§ What is asked
Images appear in the records below; leave them out and repeat everything else exactly.

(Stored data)
..............................
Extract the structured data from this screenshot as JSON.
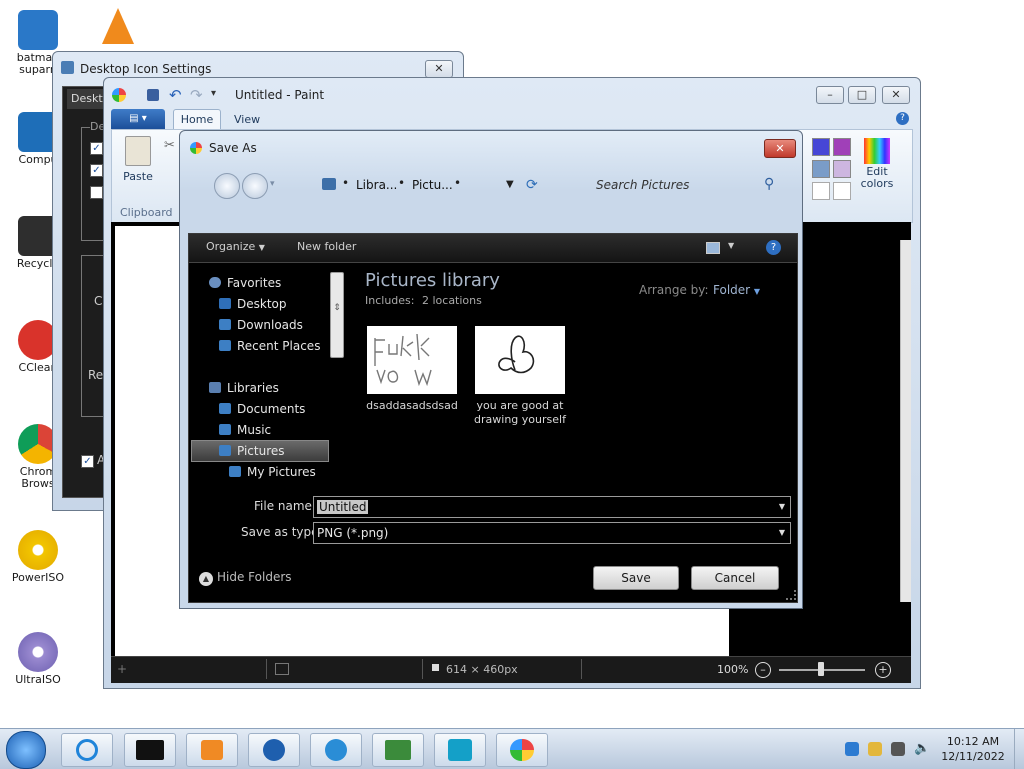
{
  "desktop": {
    "icons": [
      {
        "label": "batman\nsuparn",
        "icon": "app-shortcut-icon"
      },
      {
        "label": "Compu",
        "icon": "computer-icon"
      },
      {
        "label": "Recycle",
        "icon": "recycle-bin-icon"
      },
      {
        "label": "CClean",
        "icon": "ccleaner-icon"
      },
      {
        "label": "Chrom\nBrows",
        "icon": "chrome-icon"
      },
      {
        "label": "PowerISO",
        "icon": "poweriso-icon"
      },
      {
        "label": "UltraISO",
        "icon": "ultraiso-icon"
      }
    ]
  },
  "desktop_icon_settings": {
    "title": "Desktop Icon Settings",
    "tab": "Deskto",
    "partial_texts": [
      "De",
      "C",
      "Re",
      "A"
    ]
  },
  "paint": {
    "title": "Untitled - Paint",
    "tabs": [
      "Home",
      "View"
    ],
    "paste_label": "Paste",
    "clipboard_label": "Clipboard",
    "edit_colors_label": "Edit\ncolors",
    "status": {
      "size": "614 × 460px",
      "zoom": "100%"
    }
  },
  "save_as": {
    "title": "Save As",
    "breadcrumb": [
      "Libra...",
      "Pictu..."
    ],
    "search_placeholder": "Search Pictures",
    "toolbar": {
      "organize": "Organize",
      "new_folder": "New folder"
    },
    "nav": {
      "favorites": "Favorites",
      "desktop": "Desktop",
      "downloads": "Downloads",
      "recent_places": "Recent Places",
      "libraries": "Libraries",
      "documents": "Documents",
      "music": "Music",
      "pictures": "Pictures",
      "my_pictures": "My Pictures"
    },
    "library": {
      "title": "Pictures library",
      "includes_label": "Includes:",
      "locations": "2 locations",
      "arrange_by_label": "Arrange by:",
      "arrange_by_value": "Folder"
    },
    "files": [
      {
        "name": "dsaddasadsdsad"
      },
      {
        "name": "you are good at\ndrawing yourself"
      }
    ],
    "file_name_label": "File name:",
    "file_name_value": "Untitled",
    "save_as_type_label": "Save as type:",
    "save_as_type_value": "PNG (*.png)",
    "hide_folders": "Hide Folders",
    "save_button": "Save",
    "cancel_button": "Cancel"
  },
  "taskbar": {
    "time": "10:12 AM",
    "date": "12/11/2022"
  },
  "colors": {
    "accent": "#1e5fae",
    "dialog_bg": "#000000",
    "selected_nav": "#505050"
  }
}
..............................
§ Task result
Extract the structured data from this screenshot as JSON.
{
  "desktop": {
    "icons": [
      {
        "label": "batman\nsuparn",
        "icon": "app-shortcut-icon"
      },
      {
        "label": "Compu",
        "icon": "computer-icon"
      },
      {
        "label": "Recycle",
        "icon": "recycle-bin-icon"
      },
      {
        "label": "CClean",
        "icon": "ccleaner-icon"
      },
      {
        "label": "Chrom\nBrows",
        "icon": "chrome-icon"
      },
      {
        "label": "PowerISO",
        "icon": "poweriso-icon"
      },
      {
        "label": "UltraISO",
        "icon": "ultraiso-icon"
      }
    ]
  },
  "desktop_icon_settings": {
    "title": "Desktop Icon Settings",
    "tab": "Deskto",
    "partial_texts": [
      "De",
      "C",
      "Re",
      "A"
    ]
  },
  "paint": {
    "title": "Untitled - Paint",
    "tabs": [
      "Home",
      "View"
    ],
    "paste_label": "Paste",
    "clipboard_label": "Clipboard",
    "edit_colors_label": "Edit\ncolors",
    "status": {
      "size": "614 × 460px",
      "zoom": "100%"
    }
  },
  "save_as": {
    "title": "Save As",
    "breadcrumb": [
      "Libra...",
      "Pictu..."
    ],
    "search_placeholder": "Search Pictures",
    "toolbar": {
      "organize": "Organize",
      "new_folder": "New folder"
    },
    "nav": {
      "favorites": "Favorites",
      "desktop": "Desktop",
      "downloads": "Downloads",
      "recent_places": "Recent Places",
      "libraries": "Libraries",
      "documents": "Documents",
      "music": "Music",
      "pictures": "Pictures",
      "my_pictures": "My Pictures"
    },
    "library": {
      "title": "Pictures library",
      "includes_label": "Includes:",
      "locations": "2 locations",
      "arrange_by_label": "Arrange by:",
      "arrange_by_value": "Folder"
    },
    "files": [
      {
        "name": "dsaddasadsdsad"
      },
      {
        "name": "you are good at\ndrawing yourself"
      }
    ],
    "file_name_label": "File name:",
    "file_name_value": "Untitled",
    "save_as_type_label": "Save as type:",
    "save_as_type_value": "PNG (*.png)",
    "hide_folders": "Hide Folders",
    "save_button": "Save",
    "cancel_button": "Cancel"
  },
  "taskbar": {
    "time": "10:12 AM",
    "date": "12/11/2022"
  },
  "colors": {
    "accent": "#1e5fae",
    "dialog_bg": "#000000",
    "selected_nav": "#505050"
  }
}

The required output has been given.